• [TASK]: From the entries that follow, gather each line holding the word "open".

(Lines of data)
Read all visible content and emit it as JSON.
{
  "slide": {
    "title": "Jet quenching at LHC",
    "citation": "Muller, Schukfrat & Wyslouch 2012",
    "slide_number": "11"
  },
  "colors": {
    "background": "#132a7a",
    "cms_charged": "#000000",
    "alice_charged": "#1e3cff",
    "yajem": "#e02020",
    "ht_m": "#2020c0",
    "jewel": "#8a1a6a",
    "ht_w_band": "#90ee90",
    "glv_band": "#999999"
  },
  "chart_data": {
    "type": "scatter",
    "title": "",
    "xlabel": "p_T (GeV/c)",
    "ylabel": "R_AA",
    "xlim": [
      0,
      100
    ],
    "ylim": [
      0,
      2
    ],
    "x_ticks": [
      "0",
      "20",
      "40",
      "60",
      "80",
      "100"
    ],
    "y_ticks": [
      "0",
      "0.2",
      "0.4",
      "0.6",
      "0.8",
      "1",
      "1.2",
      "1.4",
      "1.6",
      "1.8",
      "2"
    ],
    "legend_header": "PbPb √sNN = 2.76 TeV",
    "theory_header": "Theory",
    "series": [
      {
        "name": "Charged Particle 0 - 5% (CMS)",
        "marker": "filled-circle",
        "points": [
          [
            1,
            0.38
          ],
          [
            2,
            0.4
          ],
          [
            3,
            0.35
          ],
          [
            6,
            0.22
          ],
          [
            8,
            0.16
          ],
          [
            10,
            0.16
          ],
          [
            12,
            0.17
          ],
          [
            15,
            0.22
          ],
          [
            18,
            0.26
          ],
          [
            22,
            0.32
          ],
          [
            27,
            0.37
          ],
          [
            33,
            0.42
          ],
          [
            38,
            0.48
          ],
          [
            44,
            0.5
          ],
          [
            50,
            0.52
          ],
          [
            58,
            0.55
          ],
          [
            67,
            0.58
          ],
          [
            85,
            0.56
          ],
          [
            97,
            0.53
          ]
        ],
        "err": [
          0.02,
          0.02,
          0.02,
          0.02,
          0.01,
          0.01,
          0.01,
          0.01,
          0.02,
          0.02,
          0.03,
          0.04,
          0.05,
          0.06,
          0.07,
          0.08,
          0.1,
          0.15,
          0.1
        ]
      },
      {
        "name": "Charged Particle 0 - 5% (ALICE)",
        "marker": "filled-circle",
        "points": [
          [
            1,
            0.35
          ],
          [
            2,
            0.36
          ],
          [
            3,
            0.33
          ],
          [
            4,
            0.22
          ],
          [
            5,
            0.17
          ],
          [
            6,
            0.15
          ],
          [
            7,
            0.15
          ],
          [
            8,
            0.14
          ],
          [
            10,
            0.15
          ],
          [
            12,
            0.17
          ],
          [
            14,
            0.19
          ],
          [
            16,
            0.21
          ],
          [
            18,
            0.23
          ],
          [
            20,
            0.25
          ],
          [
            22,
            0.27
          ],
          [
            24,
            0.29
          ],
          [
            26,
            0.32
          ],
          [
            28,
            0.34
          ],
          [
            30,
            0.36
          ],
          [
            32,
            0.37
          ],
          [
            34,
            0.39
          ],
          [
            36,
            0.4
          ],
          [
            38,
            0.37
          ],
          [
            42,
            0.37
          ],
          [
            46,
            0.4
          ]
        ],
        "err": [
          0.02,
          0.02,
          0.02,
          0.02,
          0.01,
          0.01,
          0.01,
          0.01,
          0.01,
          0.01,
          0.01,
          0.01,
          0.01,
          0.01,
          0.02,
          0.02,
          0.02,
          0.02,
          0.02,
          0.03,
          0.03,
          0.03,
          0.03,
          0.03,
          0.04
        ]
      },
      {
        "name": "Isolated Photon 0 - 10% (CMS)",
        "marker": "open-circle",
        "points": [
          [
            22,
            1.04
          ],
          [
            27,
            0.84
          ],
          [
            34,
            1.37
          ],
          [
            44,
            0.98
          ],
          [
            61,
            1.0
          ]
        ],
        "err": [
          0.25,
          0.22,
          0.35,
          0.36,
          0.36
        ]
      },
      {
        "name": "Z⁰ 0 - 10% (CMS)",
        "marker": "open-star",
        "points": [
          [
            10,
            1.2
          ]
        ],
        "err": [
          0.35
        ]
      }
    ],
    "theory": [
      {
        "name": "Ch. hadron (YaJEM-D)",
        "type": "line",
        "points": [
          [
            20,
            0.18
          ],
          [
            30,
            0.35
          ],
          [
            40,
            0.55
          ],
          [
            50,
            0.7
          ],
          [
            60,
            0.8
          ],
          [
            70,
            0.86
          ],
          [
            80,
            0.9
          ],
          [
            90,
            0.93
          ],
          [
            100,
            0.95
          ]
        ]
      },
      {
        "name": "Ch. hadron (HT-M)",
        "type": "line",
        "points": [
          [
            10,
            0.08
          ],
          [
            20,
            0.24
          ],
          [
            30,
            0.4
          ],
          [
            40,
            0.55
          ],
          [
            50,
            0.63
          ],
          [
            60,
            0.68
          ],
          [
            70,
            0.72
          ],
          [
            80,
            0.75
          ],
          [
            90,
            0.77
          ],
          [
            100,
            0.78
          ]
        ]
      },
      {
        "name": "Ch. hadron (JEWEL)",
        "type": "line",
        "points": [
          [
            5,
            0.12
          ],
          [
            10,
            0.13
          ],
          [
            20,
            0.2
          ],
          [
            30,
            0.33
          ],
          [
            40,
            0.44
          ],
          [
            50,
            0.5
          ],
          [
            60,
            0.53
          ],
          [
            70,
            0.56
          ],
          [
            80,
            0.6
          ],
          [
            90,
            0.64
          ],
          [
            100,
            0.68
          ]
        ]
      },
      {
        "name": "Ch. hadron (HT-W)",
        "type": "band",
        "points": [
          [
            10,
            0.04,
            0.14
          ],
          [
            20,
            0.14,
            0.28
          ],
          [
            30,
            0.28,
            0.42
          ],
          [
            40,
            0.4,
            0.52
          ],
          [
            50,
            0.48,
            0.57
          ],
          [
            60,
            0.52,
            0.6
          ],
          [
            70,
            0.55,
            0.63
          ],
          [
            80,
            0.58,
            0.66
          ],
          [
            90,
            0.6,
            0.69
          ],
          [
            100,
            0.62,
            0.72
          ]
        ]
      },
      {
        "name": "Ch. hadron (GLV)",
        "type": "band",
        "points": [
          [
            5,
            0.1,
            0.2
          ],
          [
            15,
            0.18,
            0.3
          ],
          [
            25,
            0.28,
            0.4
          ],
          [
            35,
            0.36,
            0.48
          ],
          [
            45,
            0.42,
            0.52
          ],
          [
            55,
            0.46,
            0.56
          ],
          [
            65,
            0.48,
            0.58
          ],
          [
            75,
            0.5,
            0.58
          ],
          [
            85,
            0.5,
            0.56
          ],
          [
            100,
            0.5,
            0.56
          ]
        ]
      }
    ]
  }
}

• [RESPONSE BELOW]:
        "marker": "open-circle",
        "marker": "open-star",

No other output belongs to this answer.